:: Data shown

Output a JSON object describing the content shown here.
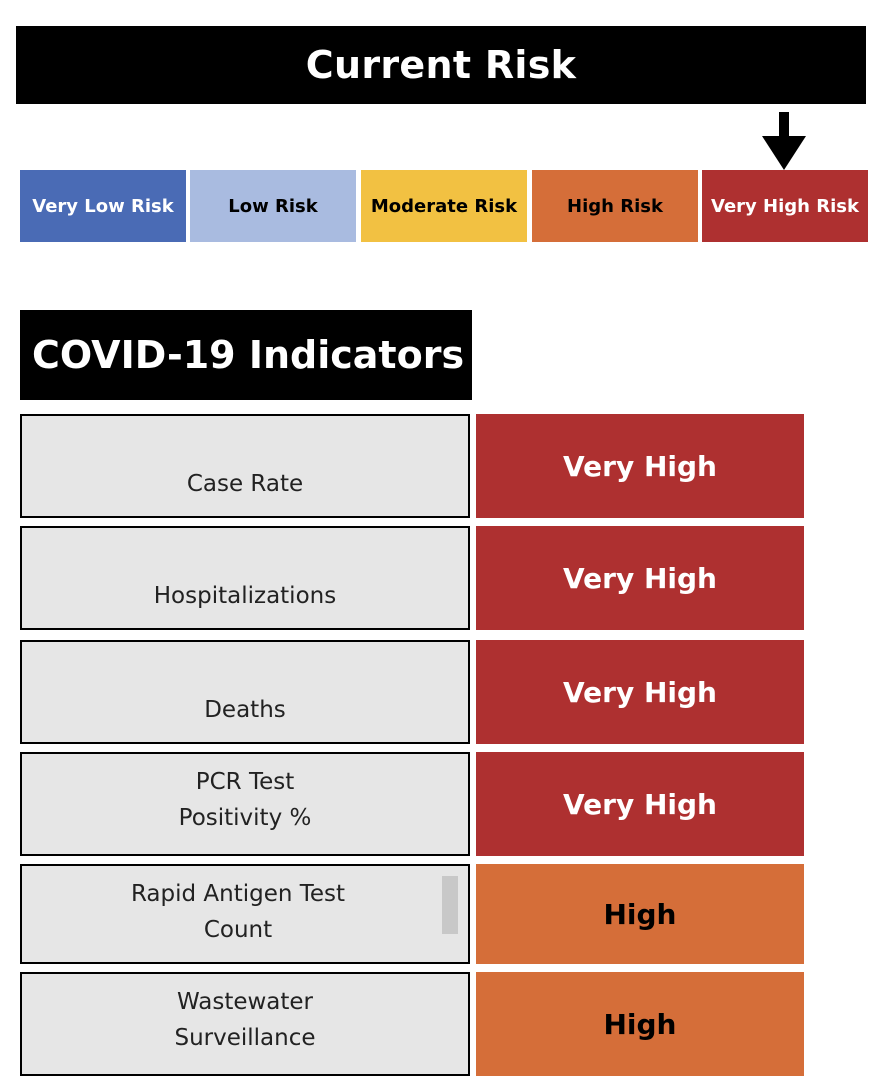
{
  "current_risk": {
    "title": "Current Risk",
    "selected_level": "Very High Risk",
    "levels": [
      {
        "label": "Very Low Risk",
        "color": "#4a6bb5",
        "text_color": "#ffffff"
      },
      {
        "label": "Low Risk",
        "color": "#a9bbe0",
        "text_color": "#000000"
      },
      {
        "label": "Moderate Risk",
        "color": "#f2c142",
        "text_color": "#000000"
      },
      {
        "label": "High Risk",
        "color": "#d56e39",
        "text_color": "#000000"
      },
      {
        "label": "Very High Risk",
        "color": "#ae3030",
        "text_color": "#ffffff"
      }
    ]
  },
  "indicators": {
    "title": "COVID-19 Indicators",
    "rows": [
      {
        "name": "Case Rate",
        "value": "Very High",
        "color": "#ae3030",
        "text_color": "#ffffff"
      },
      {
        "name": "Hospitalizations",
        "value": "Very High",
        "color": "#ae3030",
        "text_color": "#ffffff"
      },
      {
        "name": "Deaths",
        "value": "Very High",
        "color": "#ae3030",
        "text_color": "#ffffff"
      },
      {
        "name": "PCR Test\nPositivity %",
        "value": "Very High",
        "color": "#ae3030",
        "text_color": "#ffffff"
      },
      {
        "name": "Rapid Antigen Test\nCount",
        "value": "High",
        "color": "#d56e39",
        "text_color": "#000000"
      },
      {
        "name": "Wastewater\nSurveillance",
        "value": "High",
        "color": "#d56e39",
        "text_color": "#000000"
      }
    ]
  }
}
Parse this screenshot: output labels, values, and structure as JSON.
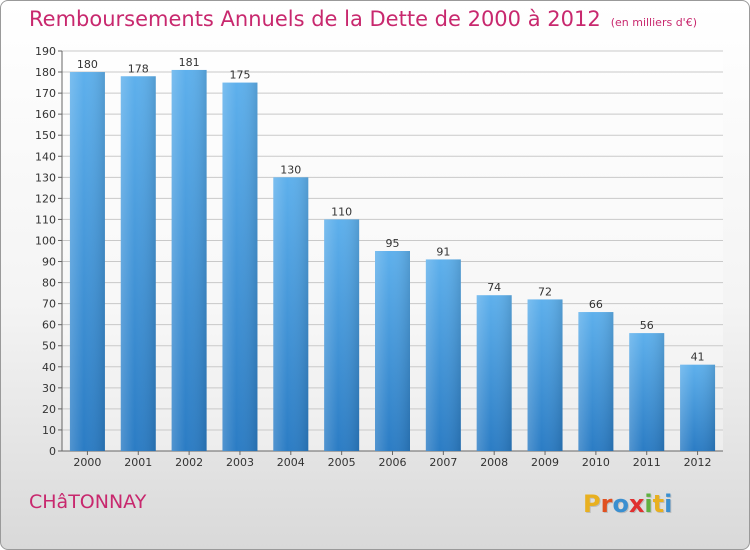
{
  "title": "Remboursements Annuels de la Dette de 2000 à 2012",
  "unit": "(en milliers d'€)",
  "town": "CHâTONNAY",
  "logo": {
    "letters": [
      "P",
      "r",
      "o",
      "x",
      "i",
      "t",
      "i"
    ],
    "colors": [
      "#e8b020",
      "#e05020",
      "#3a8fd0",
      "#e03030",
      "#60b040",
      "#e8b020",
      "#3a8fd0"
    ]
  },
  "chart_data": {
    "type": "bar",
    "categories": [
      "2000",
      "2001",
      "2002",
      "2003",
      "2004",
      "2005",
      "2006",
      "2007",
      "2008",
      "2009",
      "2010",
      "2011",
      "2012"
    ],
    "values": [
      180,
      178,
      181,
      175,
      130,
      110,
      95,
      91,
      74,
      72,
      66,
      56,
      41
    ],
    "ylim": [
      0,
      190
    ],
    "yticks": [
      0,
      10,
      20,
      30,
      40,
      50,
      60,
      70,
      80,
      90,
      100,
      110,
      120,
      130,
      140,
      150,
      160,
      170,
      180,
      190
    ],
    "grid": true,
    "bar_color": "#4a9de0"
  }
}
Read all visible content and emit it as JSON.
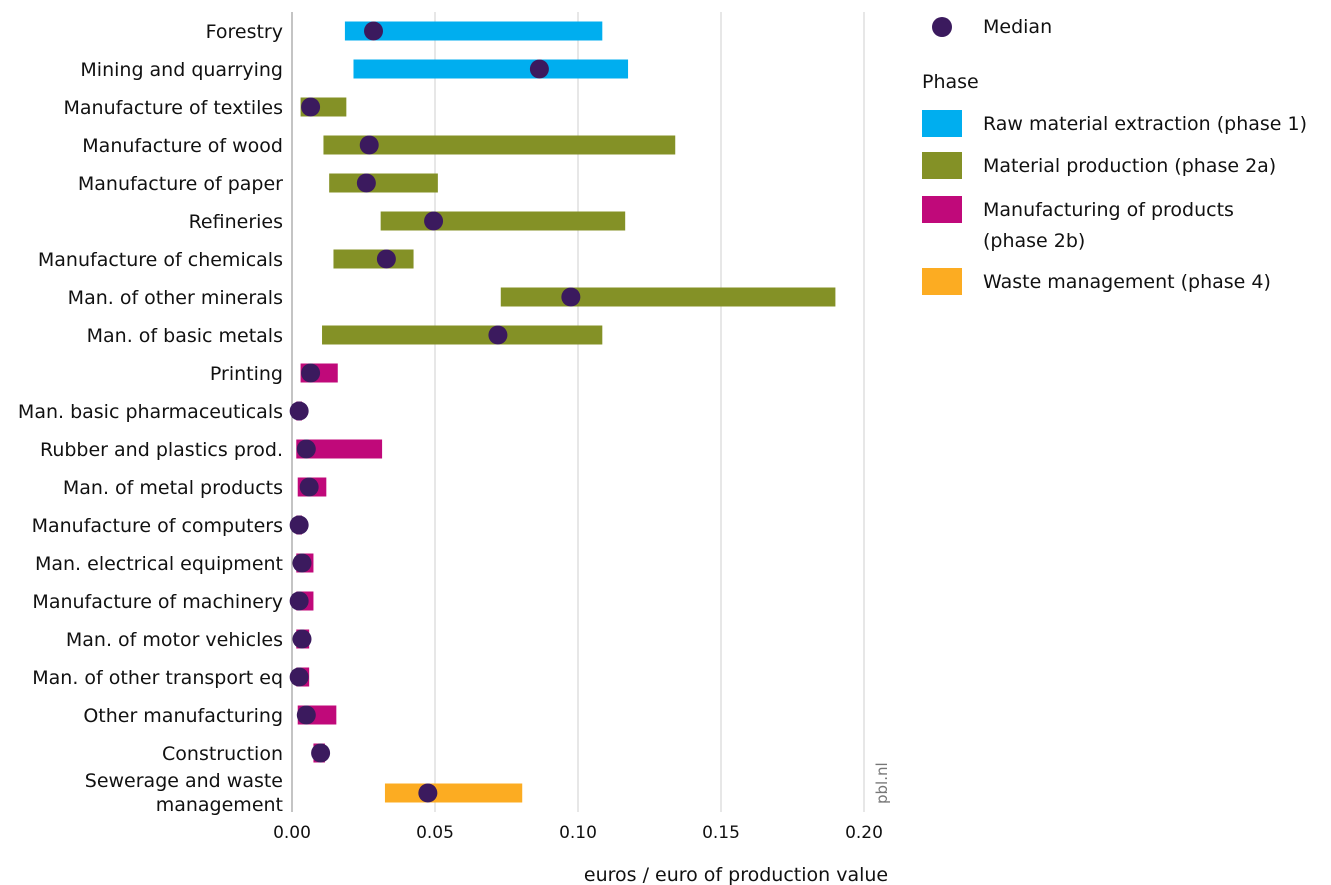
{
  "chart_data": {
    "type": "bar",
    "subtype": "range-bar-with-median",
    "xlabel": "euros / euro of production value",
    "xlim": [
      0,
      0.2
    ],
    "xticks": [
      "0.00",
      "0.05",
      "0.10",
      "0.15",
      "0.20"
    ],
    "grid": "vertical",
    "legend_position": "right",
    "watermark": "pbl.nl",
    "legend": {
      "median_label": "Median",
      "phase_title": "Phase",
      "phases": [
        {
          "key": "p1",
          "lines": [
            "Raw material extraction (phase 1)"
          ],
          "color": "#00aeef"
        },
        {
          "key": "p2a",
          "lines": [
            "Material production (phase 2a)"
          ],
          "color": "#849126"
        },
        {
          "key": "p2b",
          "lines": [
            "Manufacturing of products",
            "(phase 2b)"
          ],
          "color": "#c0097a"
        },
        {
          "key": "p4",
          "lines": [
            "Waste management (phase 4)"
          ],
          "color": "#fcac22"
        }
      ]
    },
    "median_color": "#3b1a5e",
    "categories": [
      {
        "lines": [
          "Forestry"
        ],
        "phase": "p1",
        "min": 0.0185,
        "max": 0.1085,
        "median": 0.0285
      },
      {
        "lines": [
          "Mining and quarrying"
        ],
        "phase": "p1",
        "min": 0.0215,
        "max": 0.1175,
        "median": 0.0865
      },
      {
        "lines": [
          "Manufacture of textiles"
        ],
        "phase": "p2a",
        "min": 0.003,
        "max": 0.019,
        "median": 0.0065
      },
      {
        "lines": [
          "Manufacture of wood"
        ],
        "phase": "p2a",
        "min": 0.011,
        "max": 0.134,
        "median": 0.027
      },
      {
        "lines": [
          "Manufacture of paper"
        ],
        "phase": "p2a",
        "min": 0.013,
        "max": 0.051,
        "median": 0.026
      },
      {
        "lines": [
          "Refineries"
        ],
        "phase": "p2a",
        "min": 0.031,
        "max": 0.1165,
        "median": 0.0495
      },
      {
        "lines": [
          "Manufacture of chemicals"
        ],
        "phase": "p2a",
        "min": 0.0145,
        "max": 0.0425,
        "median": 0.033
      },
      {
        "lines": [
          "Man. of other minerals"
        ],
        "phase": "p2a",
        "min": 0.073,
        "max": 0.19,
        "median": 0.0975
      },
      {
        "lines": [
          "Man. of basic metals"
        ],
        "phase": "p2a",
        "min": 0.0105,
        "max": 0.1085,
        "median": 0.072
      },
      {
        "lines": [
          "Printing"
        ],
        "phase": "p2b",
        "min": 0.003,
        "max": 0.016,
        "median": 0.0065
      },
      {
        "lines": [
          "Man. basic pharmaceuticals"
        ],
        "phase": "p2b",
        "min": 0.0015,
        "max": 0.0035,
        "median": 0.0025
      },
      {
        "lines": [
          "Rubber and plastics prod."
        ],
        "phase": "p2b",
        "min": 0.0015,
        "max": 0.0315,
        "median": 0.005
      },
      {
        "lines": [
          "Man. of metal products"
        ],
        "phase": "p2b",
        "min": 0.002,
        "max": 0.012,
        "median": 0.006
      },
      {
        "lines": [
          "Manufacture of computers"
        ],
        "phase": "p2b",
        "min": 0.0015,
        "max": 0.0035,
        "median": 0.0025
      },
      {
        "lines": [
          "Man. electrical equipment"
        ],
        "phase": "p2b",
        "min": 0.0015,
        "max": 0.0075,
        "median": 0.0035
      },
      {
        "lines": [
          "Manufacture of machinery"
        ],
        "phase": "p2b",
        "min": 0.0015,
        "max": 0.0075,
        "median": 0.0025
      },
      {
        "lines": [
          "Man. of motor vehicles"
        ],
        "phase": "p2b",
        "min": 0.0015,
        "max": 0.006,
        "median": 0.0035
      },
      {
        "lines": [
          "Man. of other transport eq"
        ],
        "phase": "p2b",
        "min": 0.0015,
        "max": 0.006,
        "median": 0.0025
      },
      {
        "lines": [
          "Other manufacturing"
        ],
        "phase": "p2b",
        "min": 0.002,
        "max": 0.0155,
        "median": 0.005
      },
      {
        "lines": [
          "Construction"
        ],
        "phase": "p2b",
        "min": 0.0075,
        "max": 0.0115,
        "median": 0.01
      },
      {
        "lines": [
          "Sewerage and waste",
          "management"
        ],
        "phase": "p4",
        "min": 0.0325,
        "max": 0.0805,
        "median": 0.0475
      }
    ]
  }
}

::::

**Exercise**
Reproduce the entries above word for word. Pictures stay out.

**Full output**
Output a JSON object describing the content shown here.
{
  "current_risk": {
    "title": "Current Risk",
    "selected_level": "Very High Risk",
    "levels": [
      {
        "label": "Very Low Risk",
        "color": "#4a6bb5",
        "text_color": "#ffffff"
      },
      {
        "label": "Low Risk",
        "color": "#a9bbe0",
        "text_color": "#000000"
      },
      {
        "label": "Moderate Risk",
        "color": "#f2c142",
        "text_color": "#000000"
      },
      {
        "label": "High Risk",
        "color": "#d56e39",
        "text_color": "#000000"
      },
      {
        "label": "Very High Risk",
        "color": "#ae3030",
        "text_color": "#ffffff"
      }
    ]
  },
  "indicators": {
    "title": "COVID-19 Indicators",
    "rows": [
      {
        "name": "Case Rate",
        "value": "Very High",
        "color": "#ae3030",
        "text_color": "#ffffff"
      },
      {
        "name": "Hospitalizations",
        "value": "Very High",
        "color": "#ae3030",
        "text_color": "#ffffff"
      },
      {
        "name": "Deaths",
        "value": "Very High",
        "color": "#ae3030",
        "text_color": "#ffffff"
      },
      {
        "name": "PCR Test\nPositivity %",
        "value": "Very High",
        "color": "#ae3030",
        "text_color": "#ffffff"
      },
      {
        "name": "Rapid Antigen Test\nCount",
        "value": "High",
        "color": "#d56e39",
        "text_color": "#000000"
      },
      {
        "name": "Wastewater\nSurveillance",
        "value": "High",
        "color": "#d56e39",
        "text_color": "#000000"
      }
    ]
  }
}
Parse this screenshot: output labels, values, and structure as JSON.
{
  "title": "Remboursements Annuels de la Dette de 2000 à 2012",
  "unit": "(en milliers d'€)",
  "town": "CHâTONNAY",
  "logo": {
    "letters": [
      "P",
      "r",
      "o",
      "x",
      "i",
      "t",
      "i"
    ],
    "colors": [
      "#e8b020",
      "#e05020",
      "#3a8fd0",
      "#e03030",
      "#60b040",
      "#e8b020",
      "#3a8fd0"
    ]
  },
  "chart_data": {
    "type": "bar",
    "categories": [
      "2000",
      "2001",
      "2002",
      "2003",
      "2004",
      "2005",
      "2006",
      "2007",
      "2008",
      "2009",
      "2010",
      "2011",
      "2012"
    ],
    "values": [
      180,
      178,
      181,
      175,
      130,
      110,
      95,
      91,
      74,
      72,
      66,
      56,
      41
    ],
    "ylim": [
      0,
      190
    ],
    "yticks": [
      0,
      10,
      20,
      30,
      40,
      50,
      60,
      70,
      80,
      90,
      100,
      110,
      120,
      130,
      140,
      150,
      160,
      170,
      180,
      190
    ],
    "grid": true,
    "bar_color": "#4a9de0"
  }
}
Read all visible content and emit it as JSON.
{
  "chart_data": {
    "type": "bar",
    "subtype": "range-bar-with-median",
    "xlabel": "euros / euro of production value",
    "xlim": [
      0,
      0.2
    ],
    "xticks": [
      "0.00",
      "0.05",
      "0.10",
      "0.15",
      "0.20"
    ],
    "grid": "vertical",
    "legend_position": "right",
    "watermark": "pbl.nl",
    "legend": {
      "median_label": "Median",
      "phase_title": "Phase",
      "phases": [
        {
          "key": "p1",
          "lines": [
            "Raw material extraction (phase 1)"
          ],
          "color": "#00aeef"
        },
        {
          "key": "p2a",
          "lines": [
            "Material production (phase 2a)"
          ],
          "color": "#849126"
        },
        {
          "key": "p2b",
          "lines": [
            "Manufacturing of products",
            "(phase 2b)"
          ],
          "color": "#c0097a"
        },
        {
          "key": "p4",
          "lines": [
            "Waste management (phase 4)"
          ],
          "color": "#fcac22"
        }
      ]
    },
    "median_color": "#3b1a5e",
    "categories": [
      {
        "lines": [
          "Forestry"
        ],
        "phase": "p1",
        "min": 0.0185,
        "max": 0.1085,
        "median": 0.0285
      },
      {
        "lines": [
          "Mining and quarrying"
        ],
        "phase": "p1",
        "min": 0.0215,
        "max": 0.1175,
        "median": 0.0865
      },
      {
        "lines": [
          "Manufacture of textiles"
        ],
        "phase": "p2a",
        "min": 0.003,
        "max": 0.019,
        "median": 0.0065
      },
      {
        "lines": [
          "Manufacture of wood"
        ],
        "phase": "p2a",
        "min": 0.011,
        "max": 0.134,
        "median": 0.027
      },
      {
        "lines": [
          "Manufacture of paper"
        ],
        "phase": "p2a",
        "min": 0.013,
        "max": 0.051,
        "median": 0.026
      },
      {
        "lines": [
          "Refineries"
        ],
        "phase": "p2a",
        "min": 0.031,
        "max": 0.1165,
        "median": 0.0495
      },
      {
        "lines": [
          "Manufacture of chemicals"
        ],
        "phase": "p2a",
        "min": 0.0145,
        "max": 0.0425,
        "median": 0.033
      },
      {
        "lines": [
          "Man. of other minerals"
        ],
        "phase": "p2a",
        "min": 0.073,
        "max": 0.19,
        "median": 0.0975
      },
      {
        "lines": [
          "Man. of basic metals"
        ],
        "phase": "p2a",
        "min": 0.0105,
        "max": 0.1085,
        "median": 0.072
      },
      {
        "lines": [
          "Printing"
        ],
        "phase": "p2b",
        "min": 0.003,
        "max": 0.016,
        "median": 0.0065
      },
      {
        "lines": [
          "Man. basic pharmaceuticals"
        ],
        "phase": "p2b",
        "min": 0.0015,
        "max": 0.0035,
        "median": 0.0025
      },
      {
        "lines": [
          "Rubber and plastics prod."
        ],
        "phase": "p2b",
        "min": 0.0015,
        "max": 0.0315,
        "median": 0.005
      },
      {
        "lines": [
          "Man. of metal products"
        ],
        "phase": "p2b",
        "min": 0.002,
        "max": 0.012,
        "median": 0.006
      },
      {
        "lines": [
          "Manufacture of computers"
        ],
        "phase": "p2b",
        "min": 0.0015,
        "max": 0.0035,
        "median": 0.0025
      },
      {
        "lines": [
          "Man. electrical equipment"
        ],
        "phase": "p2b",
        "min": 0.0015,
        "max": 0.0075,
        "median": 0.0035
      },
      {
        "lines": [
          "Manufacture of machinery"
        ],
        "phase": "p2b",
        "min": 0.0015,
        "max": 0.0075,
        "median": 0.0025
      },
      {
        "lines": [
          "Man. of motor vehicles"
        ],
        "phase": "p2b",
        "min": 0.0015,
        "max": 0.006,
        "median": 0.0035
      },
      {
        "lines": [
          "Man. of other transport eq"
        ],
        "phase": "p2b",
        "min": 0.0015,
        "max": 0.006,
        "median": 0.0025
      },
      {
        "lines": [
          "Other manufacturing"
        ],
        "phase": "p2b",
        "min": 0.002,
        "max": 0.0155,
        "median": 0.005
      },
      {
        "lines": [
          "Construction"
        ],
        "phase": "p2b",
        "min": 0.0075,
        "max": 0.0115,
        "median": 0.01
      },
      {
        "lines": [
          "Sewerage and waste",
          "management"
        ],
        "phase": "p4",
        "min": 0.0325,
        "max": 0.0805,
        "median": 0.0475
      }
    ]
  }
}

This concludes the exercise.